**Data extract:**

......

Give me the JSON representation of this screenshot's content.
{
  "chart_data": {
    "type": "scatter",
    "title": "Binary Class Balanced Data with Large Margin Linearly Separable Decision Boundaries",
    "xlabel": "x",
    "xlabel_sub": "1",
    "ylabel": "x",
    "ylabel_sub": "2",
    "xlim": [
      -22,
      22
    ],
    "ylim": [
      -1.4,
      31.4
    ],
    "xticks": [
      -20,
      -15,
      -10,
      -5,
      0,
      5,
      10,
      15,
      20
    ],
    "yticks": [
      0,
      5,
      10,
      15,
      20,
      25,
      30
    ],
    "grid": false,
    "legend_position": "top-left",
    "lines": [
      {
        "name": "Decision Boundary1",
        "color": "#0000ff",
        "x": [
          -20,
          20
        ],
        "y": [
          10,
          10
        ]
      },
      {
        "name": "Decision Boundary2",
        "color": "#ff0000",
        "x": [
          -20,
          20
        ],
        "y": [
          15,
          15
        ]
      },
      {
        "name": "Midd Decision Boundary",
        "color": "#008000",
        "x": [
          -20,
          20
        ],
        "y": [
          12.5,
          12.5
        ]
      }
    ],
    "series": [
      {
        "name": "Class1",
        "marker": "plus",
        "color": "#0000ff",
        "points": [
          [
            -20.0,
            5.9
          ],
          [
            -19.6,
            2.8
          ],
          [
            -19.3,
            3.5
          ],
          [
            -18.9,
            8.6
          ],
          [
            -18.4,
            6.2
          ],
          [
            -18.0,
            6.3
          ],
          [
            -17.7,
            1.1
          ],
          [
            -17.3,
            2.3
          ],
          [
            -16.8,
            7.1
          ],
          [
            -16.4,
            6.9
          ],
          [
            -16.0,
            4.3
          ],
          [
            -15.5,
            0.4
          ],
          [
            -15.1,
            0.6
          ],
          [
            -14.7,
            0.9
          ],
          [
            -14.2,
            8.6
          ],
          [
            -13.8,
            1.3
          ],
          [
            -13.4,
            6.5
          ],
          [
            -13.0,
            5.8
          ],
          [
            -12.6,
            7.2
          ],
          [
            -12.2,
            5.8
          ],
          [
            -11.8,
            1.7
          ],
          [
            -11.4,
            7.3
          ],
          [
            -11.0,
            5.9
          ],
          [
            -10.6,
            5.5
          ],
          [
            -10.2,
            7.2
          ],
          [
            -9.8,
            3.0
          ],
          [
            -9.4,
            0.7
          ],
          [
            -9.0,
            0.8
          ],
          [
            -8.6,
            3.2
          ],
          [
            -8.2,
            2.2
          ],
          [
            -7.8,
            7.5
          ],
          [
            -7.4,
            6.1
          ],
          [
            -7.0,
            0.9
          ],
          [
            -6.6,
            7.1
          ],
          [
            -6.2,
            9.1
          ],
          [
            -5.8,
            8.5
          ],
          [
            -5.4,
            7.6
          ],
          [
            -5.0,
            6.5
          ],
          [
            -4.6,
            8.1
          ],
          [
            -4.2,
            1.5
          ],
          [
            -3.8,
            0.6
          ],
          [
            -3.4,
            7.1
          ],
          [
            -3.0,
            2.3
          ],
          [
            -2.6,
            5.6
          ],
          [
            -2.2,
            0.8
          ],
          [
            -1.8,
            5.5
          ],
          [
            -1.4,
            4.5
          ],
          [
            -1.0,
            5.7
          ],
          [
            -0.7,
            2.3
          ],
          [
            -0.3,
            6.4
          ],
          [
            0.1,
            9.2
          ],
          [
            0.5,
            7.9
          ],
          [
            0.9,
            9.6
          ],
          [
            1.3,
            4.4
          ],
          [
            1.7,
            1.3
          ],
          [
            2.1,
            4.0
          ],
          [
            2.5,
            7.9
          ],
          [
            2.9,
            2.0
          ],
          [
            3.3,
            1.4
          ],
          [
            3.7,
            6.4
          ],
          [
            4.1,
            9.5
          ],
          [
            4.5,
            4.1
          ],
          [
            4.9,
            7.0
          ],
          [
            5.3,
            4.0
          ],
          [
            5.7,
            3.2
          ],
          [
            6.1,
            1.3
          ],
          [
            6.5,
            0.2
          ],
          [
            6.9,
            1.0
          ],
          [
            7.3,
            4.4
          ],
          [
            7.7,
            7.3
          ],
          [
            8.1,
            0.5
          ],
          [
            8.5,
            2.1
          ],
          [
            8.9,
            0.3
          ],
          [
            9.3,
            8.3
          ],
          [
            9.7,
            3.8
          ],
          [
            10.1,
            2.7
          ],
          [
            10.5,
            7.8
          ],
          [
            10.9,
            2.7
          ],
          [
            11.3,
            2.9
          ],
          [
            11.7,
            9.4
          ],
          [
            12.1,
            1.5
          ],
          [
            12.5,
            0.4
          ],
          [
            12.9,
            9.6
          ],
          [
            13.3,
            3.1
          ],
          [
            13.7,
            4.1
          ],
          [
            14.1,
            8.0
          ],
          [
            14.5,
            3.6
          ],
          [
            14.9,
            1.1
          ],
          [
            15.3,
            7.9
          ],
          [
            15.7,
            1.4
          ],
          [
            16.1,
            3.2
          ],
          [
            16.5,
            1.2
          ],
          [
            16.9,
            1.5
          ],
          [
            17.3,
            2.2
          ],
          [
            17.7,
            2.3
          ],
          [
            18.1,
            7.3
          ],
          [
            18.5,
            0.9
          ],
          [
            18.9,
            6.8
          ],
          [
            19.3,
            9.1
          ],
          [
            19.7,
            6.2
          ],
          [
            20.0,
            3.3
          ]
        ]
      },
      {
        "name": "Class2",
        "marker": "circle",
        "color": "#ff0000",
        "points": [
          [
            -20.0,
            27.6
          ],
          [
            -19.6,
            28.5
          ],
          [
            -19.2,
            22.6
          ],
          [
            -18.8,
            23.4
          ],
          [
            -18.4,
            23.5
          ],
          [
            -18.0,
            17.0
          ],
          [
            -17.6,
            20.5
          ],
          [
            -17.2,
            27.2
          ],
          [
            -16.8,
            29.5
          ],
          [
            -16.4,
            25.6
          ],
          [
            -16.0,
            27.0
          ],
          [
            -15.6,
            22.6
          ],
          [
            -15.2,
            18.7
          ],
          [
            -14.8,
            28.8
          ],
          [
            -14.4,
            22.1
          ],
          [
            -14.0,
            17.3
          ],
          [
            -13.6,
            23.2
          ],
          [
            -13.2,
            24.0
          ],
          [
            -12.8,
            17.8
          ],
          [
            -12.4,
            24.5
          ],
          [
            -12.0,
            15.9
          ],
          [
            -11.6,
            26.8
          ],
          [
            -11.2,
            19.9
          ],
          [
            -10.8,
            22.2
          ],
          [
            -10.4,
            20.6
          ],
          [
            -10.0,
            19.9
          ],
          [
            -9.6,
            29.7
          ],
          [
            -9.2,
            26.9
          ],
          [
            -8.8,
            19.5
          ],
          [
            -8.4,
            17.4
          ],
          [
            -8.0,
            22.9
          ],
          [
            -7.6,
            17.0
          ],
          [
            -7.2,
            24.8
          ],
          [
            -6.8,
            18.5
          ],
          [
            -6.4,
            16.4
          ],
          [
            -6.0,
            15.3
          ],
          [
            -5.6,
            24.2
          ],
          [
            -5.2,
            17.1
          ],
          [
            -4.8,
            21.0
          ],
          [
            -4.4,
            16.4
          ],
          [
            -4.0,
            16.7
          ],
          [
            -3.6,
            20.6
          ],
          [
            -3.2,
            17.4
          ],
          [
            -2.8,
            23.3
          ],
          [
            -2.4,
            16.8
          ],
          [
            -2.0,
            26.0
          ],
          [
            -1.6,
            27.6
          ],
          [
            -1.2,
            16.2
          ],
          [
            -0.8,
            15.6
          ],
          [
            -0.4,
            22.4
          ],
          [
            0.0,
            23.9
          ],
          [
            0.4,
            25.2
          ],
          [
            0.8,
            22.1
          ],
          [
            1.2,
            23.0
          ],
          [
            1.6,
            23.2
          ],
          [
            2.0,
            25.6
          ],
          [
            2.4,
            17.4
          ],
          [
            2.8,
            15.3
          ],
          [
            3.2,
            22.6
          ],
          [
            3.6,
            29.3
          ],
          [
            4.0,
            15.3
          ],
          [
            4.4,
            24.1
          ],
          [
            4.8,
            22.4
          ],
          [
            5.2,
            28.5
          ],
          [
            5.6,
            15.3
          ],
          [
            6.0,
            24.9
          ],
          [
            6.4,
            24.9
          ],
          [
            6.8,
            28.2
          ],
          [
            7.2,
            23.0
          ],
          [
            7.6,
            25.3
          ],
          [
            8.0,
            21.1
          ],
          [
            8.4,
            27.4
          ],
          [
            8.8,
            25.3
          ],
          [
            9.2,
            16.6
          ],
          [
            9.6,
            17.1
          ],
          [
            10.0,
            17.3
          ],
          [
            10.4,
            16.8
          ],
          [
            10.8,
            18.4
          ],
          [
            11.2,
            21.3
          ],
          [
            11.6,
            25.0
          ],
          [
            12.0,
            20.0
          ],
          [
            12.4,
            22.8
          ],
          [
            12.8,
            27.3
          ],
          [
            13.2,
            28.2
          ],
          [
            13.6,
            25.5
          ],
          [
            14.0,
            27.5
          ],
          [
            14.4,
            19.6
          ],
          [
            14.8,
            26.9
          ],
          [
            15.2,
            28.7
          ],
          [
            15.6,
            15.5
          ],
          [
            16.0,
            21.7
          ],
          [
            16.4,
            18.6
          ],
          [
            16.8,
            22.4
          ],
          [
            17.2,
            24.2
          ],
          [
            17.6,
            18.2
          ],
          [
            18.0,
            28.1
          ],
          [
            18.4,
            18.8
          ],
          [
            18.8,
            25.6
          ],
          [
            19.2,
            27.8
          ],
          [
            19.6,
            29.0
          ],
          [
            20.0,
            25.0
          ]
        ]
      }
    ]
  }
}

......

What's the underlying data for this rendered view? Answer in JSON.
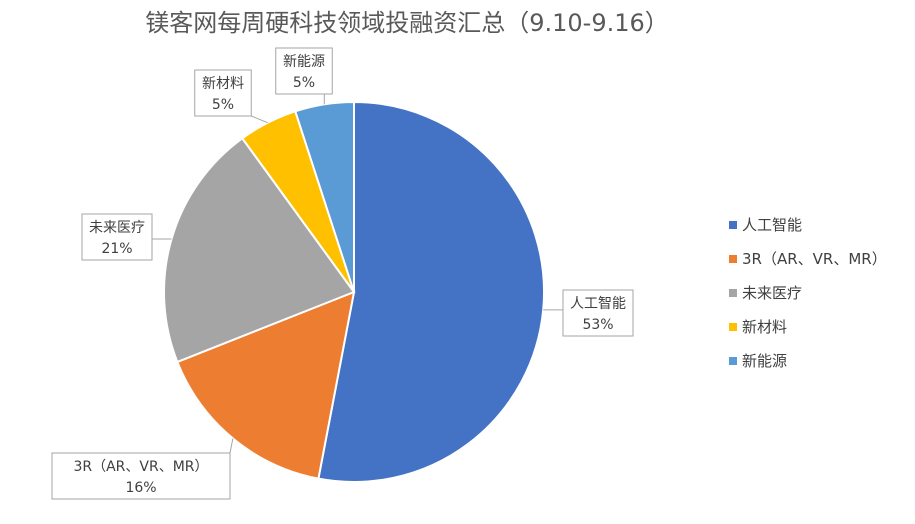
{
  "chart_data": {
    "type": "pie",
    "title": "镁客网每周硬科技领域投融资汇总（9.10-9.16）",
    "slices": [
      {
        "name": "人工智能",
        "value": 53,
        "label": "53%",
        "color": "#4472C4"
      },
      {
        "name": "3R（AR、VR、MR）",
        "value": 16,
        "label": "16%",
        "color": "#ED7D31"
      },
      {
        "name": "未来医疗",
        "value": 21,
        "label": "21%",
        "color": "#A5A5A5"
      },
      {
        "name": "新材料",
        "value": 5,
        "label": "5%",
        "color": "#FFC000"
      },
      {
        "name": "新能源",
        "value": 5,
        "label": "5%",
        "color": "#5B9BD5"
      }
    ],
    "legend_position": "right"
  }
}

......

**Task directions:** Check every line of the data above for the string "this", and copy those that have it.

**Task response:**
Give me the JSON representation of this screenshot's content.
What's the underlying data for this rendered view? Answer in JSON.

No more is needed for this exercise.